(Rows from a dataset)
* * * * * * * * *
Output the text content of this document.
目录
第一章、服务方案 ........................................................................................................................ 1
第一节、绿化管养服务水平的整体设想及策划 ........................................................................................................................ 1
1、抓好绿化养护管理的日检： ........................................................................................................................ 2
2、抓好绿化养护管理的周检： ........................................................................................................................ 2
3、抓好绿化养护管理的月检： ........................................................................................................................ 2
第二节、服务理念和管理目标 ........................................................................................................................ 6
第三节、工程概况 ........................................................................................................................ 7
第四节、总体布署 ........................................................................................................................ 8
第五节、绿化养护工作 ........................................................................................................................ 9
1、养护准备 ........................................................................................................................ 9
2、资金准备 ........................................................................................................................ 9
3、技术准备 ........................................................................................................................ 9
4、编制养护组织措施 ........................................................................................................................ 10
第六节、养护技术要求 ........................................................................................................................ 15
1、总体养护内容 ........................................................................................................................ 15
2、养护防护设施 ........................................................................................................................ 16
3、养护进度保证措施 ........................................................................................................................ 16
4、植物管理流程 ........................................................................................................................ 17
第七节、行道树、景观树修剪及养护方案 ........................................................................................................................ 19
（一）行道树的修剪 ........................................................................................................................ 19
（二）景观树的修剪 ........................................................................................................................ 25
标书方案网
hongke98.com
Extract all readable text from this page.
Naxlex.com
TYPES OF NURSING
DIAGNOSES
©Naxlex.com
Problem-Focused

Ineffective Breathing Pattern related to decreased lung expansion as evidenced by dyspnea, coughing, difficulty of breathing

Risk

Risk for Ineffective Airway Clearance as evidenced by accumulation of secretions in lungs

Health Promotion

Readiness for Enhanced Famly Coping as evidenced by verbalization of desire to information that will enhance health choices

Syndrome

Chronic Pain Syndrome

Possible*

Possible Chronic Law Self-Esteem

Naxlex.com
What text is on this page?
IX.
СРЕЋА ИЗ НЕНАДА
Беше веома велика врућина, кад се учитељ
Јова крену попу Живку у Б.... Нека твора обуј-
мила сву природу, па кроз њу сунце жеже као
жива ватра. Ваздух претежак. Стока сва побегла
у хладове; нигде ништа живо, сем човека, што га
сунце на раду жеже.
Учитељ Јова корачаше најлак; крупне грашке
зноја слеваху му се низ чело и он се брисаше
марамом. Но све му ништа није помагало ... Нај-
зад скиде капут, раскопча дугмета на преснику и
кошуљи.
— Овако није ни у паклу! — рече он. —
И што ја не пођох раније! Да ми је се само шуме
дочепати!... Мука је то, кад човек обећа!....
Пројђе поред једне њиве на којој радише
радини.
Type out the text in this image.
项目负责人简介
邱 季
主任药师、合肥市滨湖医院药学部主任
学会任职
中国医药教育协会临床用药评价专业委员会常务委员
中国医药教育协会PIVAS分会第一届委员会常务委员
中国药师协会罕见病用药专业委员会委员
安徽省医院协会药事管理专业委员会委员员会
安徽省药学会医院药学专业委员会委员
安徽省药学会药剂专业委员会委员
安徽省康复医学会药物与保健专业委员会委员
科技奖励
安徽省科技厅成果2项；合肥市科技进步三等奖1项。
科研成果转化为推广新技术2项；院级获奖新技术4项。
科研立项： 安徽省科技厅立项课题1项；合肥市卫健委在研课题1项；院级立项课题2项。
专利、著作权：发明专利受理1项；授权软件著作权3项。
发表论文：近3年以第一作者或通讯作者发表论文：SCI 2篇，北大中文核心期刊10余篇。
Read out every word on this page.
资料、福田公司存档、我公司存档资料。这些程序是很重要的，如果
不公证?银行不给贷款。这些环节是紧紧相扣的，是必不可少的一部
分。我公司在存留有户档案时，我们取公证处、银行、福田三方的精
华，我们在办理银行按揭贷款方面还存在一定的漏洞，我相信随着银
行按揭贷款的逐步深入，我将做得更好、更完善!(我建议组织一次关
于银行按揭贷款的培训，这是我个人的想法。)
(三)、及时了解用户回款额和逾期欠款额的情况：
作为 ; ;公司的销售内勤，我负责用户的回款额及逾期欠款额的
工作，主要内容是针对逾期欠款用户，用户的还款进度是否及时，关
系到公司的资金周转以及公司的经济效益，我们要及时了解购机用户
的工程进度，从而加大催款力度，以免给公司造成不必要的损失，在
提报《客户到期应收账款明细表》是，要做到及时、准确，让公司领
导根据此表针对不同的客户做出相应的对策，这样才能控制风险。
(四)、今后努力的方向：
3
* * * * * * * * *
▶ **Problem**:
Reproduce every line above without error.

▶ **Result for this task**:
Output the text content of this document.
目录
第一章、服务方案 ........................................................................................................................ 1
第一节、绿化管养服务水平的整体设想及策划 ........................................................................................................................ 1
1、抓好绿化养护管理的日检： ........................................................................................................................ 2
2、抓好绿化养护管理的周检： ........................................................................................................................ 2
3、抓好绿化养护管理的月检： ........................................................................................................................ 2
第二节、服务理念和管理目标 ........................................................................................................................ 6
第三节、工程概况 ........................................................................................................................ 7
第四节、总体布署 ........................................................................................................................ 8
第五节、绿化养护工作 ........................................................................................................................ 9
1、养护准备 ........................................................................................................................ 9
2、资金准备 ........................................................................................................................ 9
3、技术准备 ........................................................................................................................ 9
4、编制养护组织措施 ........................................................................................................................ 10
第六节、养护技术要求 ........................................................................................................................ 15
1、总体养护内容 ........................................................................................................................ 15
2、养护防护设施 ........................................................................................................................ 16
3、养护进度保证措施 ........................................................................................................................ 16
4、植物管理流程 ........................................................................................................................ 17
第七节、行道树、景观树修剪及养护方案 ........................................................................................................................ 19
（一）行道树的修剪 ........................................................................................................................ 19
（二）景观树的修剪 ........................................................................................................................ 25
标书方案网
hongke98.com
Extract all readable text from this page.
Naxlex.com
TYPES OF NURSING
DIAGNOSES
©Naxlex.com
Problem-Focused

Ineffective Breathing Pattern related to decreased lung expansion as evidenced by dyspnea, coughing, difficulty of breathing

Risk

Risk for Ineffective Airway Clearance as evidenced by accumulation of secretions in lungs

Health Promotion

Readiness for Enhanced Famly Coping as evidenced by verbalization of desire to information that will enhance health choices

Syndrome

Chronic Pain Syndrome

Possible*

Possible Chronic Law Self-Esteem

Naxlex.com
What text is on this page?
IX.
СРЕЋА ИЗ НЕНАДА
Беше веома велика врућина, кад се учитељ
Јова крену попу Живку у Б.... Нека твора обуј-
мила сву природу, па кроз њу сунце жеже као
жива ватра. Ваздух претежак. Стока сва побегла
у хладове; нигде ништа живо, сем човека, што га
сунце на раду жеже.
Учитељ Јова корачаше најлак; крупне грашке
зноја слеваху му се низ чело и он се брисаше
марамом. Но све му ништа није помагало ... Нај-
зад скиде капут, раскопча дугмета на преснику и
кошуљи.
— Овако није ни у паклу! — рече он. —
И што ја не пођох раније! Да ми је се само шуме
дочепати!... Мука је то, кад човек обећа!....
Пројђе поред једне њиве на којој радише
радини.
Type out the text in this image.
项目负责人简介
邱 季
主任药师、合肥市滨湖医院药学部主任
学会任职
中国医药教育协会临床用药评价专业委员会常务委员
中国医药教育协会PIVAS分会第一届委员会常务委员
中国药师协会罕见病用药专业委员会委员
安徽省医院协会药事管理专业委员会委员员会
安徽省药学会医院药学专业委员会委员
安徽省药学会药剂专业委员会委员
安徽省康复医学会药物与保健专业委员会委员
科技奖励
安徽省科技厅成果2项；合肥市科技进步三等奖1项。
科研成果转化为推广新技术2项；院级获奖新技术4项。
科研立项： 安徽省科技厅立项课题1项；合肥市卫健委在研课题1项；院级立项课题2项。
专利、著作权：发明专利受理1项；授权软件著作权3项。
发表论文：近3年以第一作者或通讯作者发表论文：SCI 2篇，北大中文核心期刊10余篇。
Read out every word on this page.
资料、福田公司存档、我公司存档资料。这些程序是很重要的，如果
不公证?银行不给贷款。这些环节是紧紧相扣的，是必不可少的一部
分。我公司在存留有户档案时，我们取公证处、银行、福田三方的精
华，我们在办理银行按揭贷款方面还存在一定的漏洞，我相信随着银
行按揭贷款的逐步深入，我将做得更好、更完善!(我建议组织一次关
于银行按揭贷款的培训，这是我个人的想法。)
(三)、及时了解用户回款额和逾期欠款额的情况：
作为 ; ;公司的销售内勤，我负责用户的回款额及逾期欠款额的
工作，主要内容是针对逾期欠款用户，用户的还款进度是否及时，关
系到公司的资金周转以及公司的经济效益，我们要及时了解购机用户
的工程进度，从而加大催款力度，以免给公司造成不必要的损失，在
提报《客户到期应收账款明细表》是，要做到及时、准确，让公司领
导根据此表针对不同的客户做出相应的对策，这样才能控制风险。
(四)、今后努力的方向：
3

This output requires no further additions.